**Description of the task:**
Every record must be repeated exactly; omit any pictures they contain.
----
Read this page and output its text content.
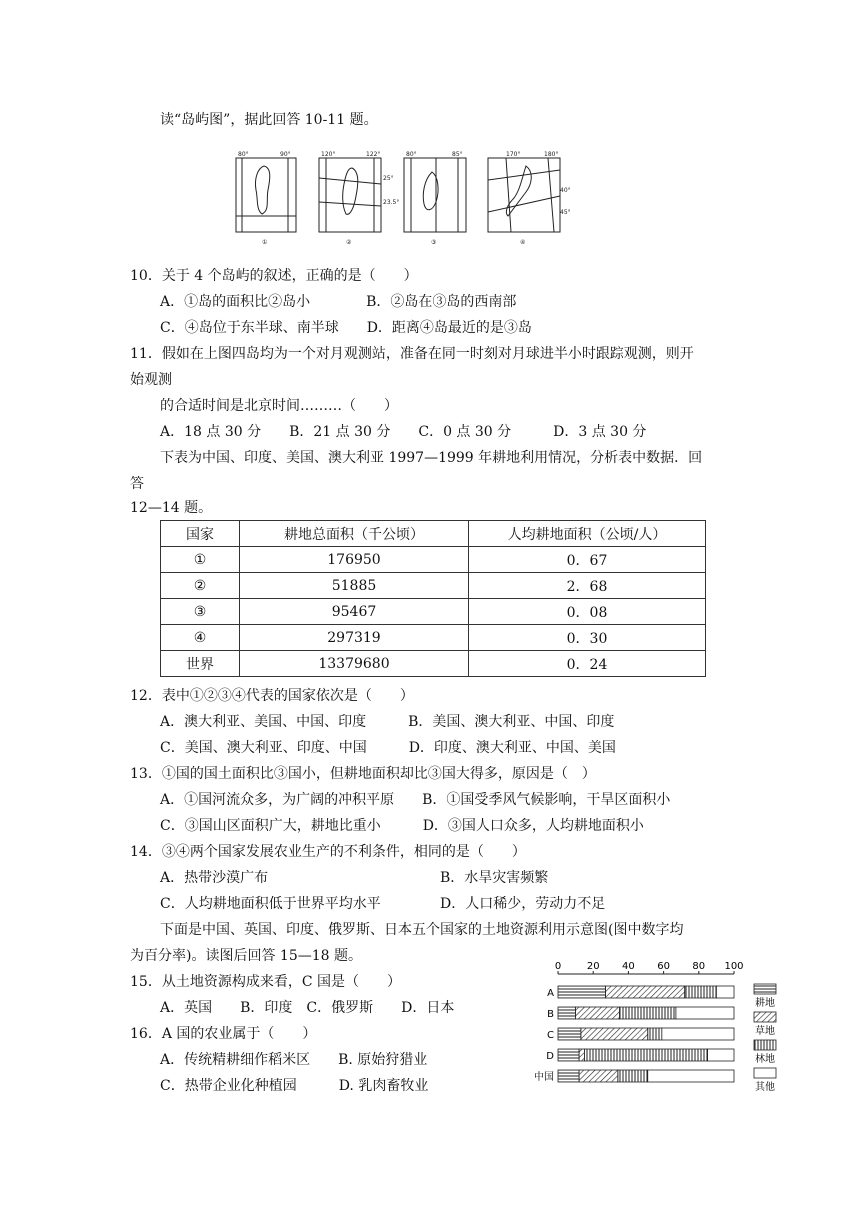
读“岛屿图”，据此回答 10-11 题。
80°	90°	120°	122°
25°
23.5°
80°	85°	170°	180°
40°
45°
①	②	③	④
10．关于 4 个岛屿的叙述，正确的是（　　）
A．①岛的面积比②岛小　　　　B．②岛在③岛的西南部
C．④岛位于东半球、南半球　　D．距离④岛最近的是③岛
11．假如在上图四岛均为一个对月观测站，准备在同一时刻对月球进半小时跟踪观测，则开
始观测
的合适时间是北京时间………（　　）
A．18 点 30 分　　B．21 点 30 分　　C．0 点 30 分　　　D．3 点 30 分
下表为中国、印度、美国、澳大利亚 1997—1999 年耕地利用情况，分析表中数据．回
答
12—14 题。
国家	耕地总面积（千公顷）	人均耕地面积（公顷/人）
①	176950	0．67
②	51885	2．68
③	95467	0．08
④	297319	0．30
世界	13379680	0．24
12．表中①②③④代表的国家依次是（　　）
A．澳大利亚、美国、中国、印度　　　B．美国、澳大利亚、中国、印度
C．美国、澳大利亚、印度、中国　　　D．印度、澳大利亚、中国、美国
13．①国的国土面积比③国小，但耕地面积却比③国大得多，原因是（　）
A．①国河流众多，为广阔的冲积平原　　B．①国受季风气候影响，干旱区面积小
C．③国山区面积广大，耕地比重小　　　D．③国人口众多，人均耕地面积小
14．③④两个国家发展农业生产的不利条件，相同的是（　　）
A．热带沙漠广布	B．水旱灾害频繁
C．人均耕地面积低于世界平均水平	D．人口稀少，劳动力不足
下面是中国、英国、印度、俄罗斯、日本五个国家的土地资源利用示意图(图中数字均
为百分率)。读图后回答 15—18 题。
15．从土地资源构成来看，C 国是（　　）
A．英国　　B．印度　C．俄罗斯　　D．日本
16．A 国的农业属于（　　）
A．传统精耕细作稻米区　　B. 原始狩猎业
C．热带企业化种植园　　　D. 乳肉畜牧业
0	20 40 60 80 100
A
B
C
D
中国
耕地
草地
林地
其他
----
**Written response:**
Read this page and output its text content.
读“岛屿图”，据此回答 10-11 题。
80°	90°	120°	122°
25°
23.5°
80°	85°	170°	180°
40°
45°
①	②	③	④
10．关于 4 个岛屿的叙述，正确的是（　　）
A．①岛的面积比②岛小　　　　B．②岛在③岛的西南部
C．④岛位于东半球、南半球　　D．距离④岛最近的是③岛
11．假如在上图四岛均为一个对月观测站，准备在同一时刻对月球进半小时跟踪观测，则开
始观测
的合适时间是北京时间………（　　）
A．18 点 30 分　　B．21 点 30 分　　C．0 点 30 分　　　D．3 点 30 分
下表为中国、印度、美国、澳大利亚 1997—1999 年耕地利用情况，分析表中数据．回
答
12—14 题。
国家	耕地总面积（千公顷）	人均耕地面积（公顷/人）
①	176950	0．67
②	51885	2．68
③	95467	0．08
④	297319	0．30
世界	13379680	0．24
12．表中①②③④代表的国家依次是（　　）
A．澳大利亚、美国、中国、印度　　　B．美国、澳大利亚、中国、印度
C．美国、澳大利亚、印度、中国　　　D．印度、澳大利亚、中国、美国
13．①国的国土面积比③国小，但耕地面积却比③国大得多，原因是（　）
A．①国河流众多，为广阔的冲积平原　　B．①国受季风气候影响，干旱区面积小
C．③国山区面积广大，耕地比重小　　　D．③国人口众多，人均耕地面积小
14．③④两个国家发展农业生产的不利条件，相同的是（　　）
A．热带沙漠广布	B．水旱灾害频繁
C．人均耕地面积低于世界平均水平	D．人口稀少，劳动力不足
下面是中国、英国、印度、俄罗斯、日本五个国家的土地资源利用示意图(图中数字均
为百分率)。读图后回答 15—18 题。
15．从土地资源构成来看，C 国是（　　）
A．英国　　B．印度　C．俄罗斯　　D．日本
16．A 国的农业属于（　　）
A．传统精耕细作稻米区　　B. 原始狩猎业
C．热带企业化种植园　　　D. 乳肉畜牧业
0	20 40 60 80 100
A
B
C
D
中国
耕地
草地
林地
其他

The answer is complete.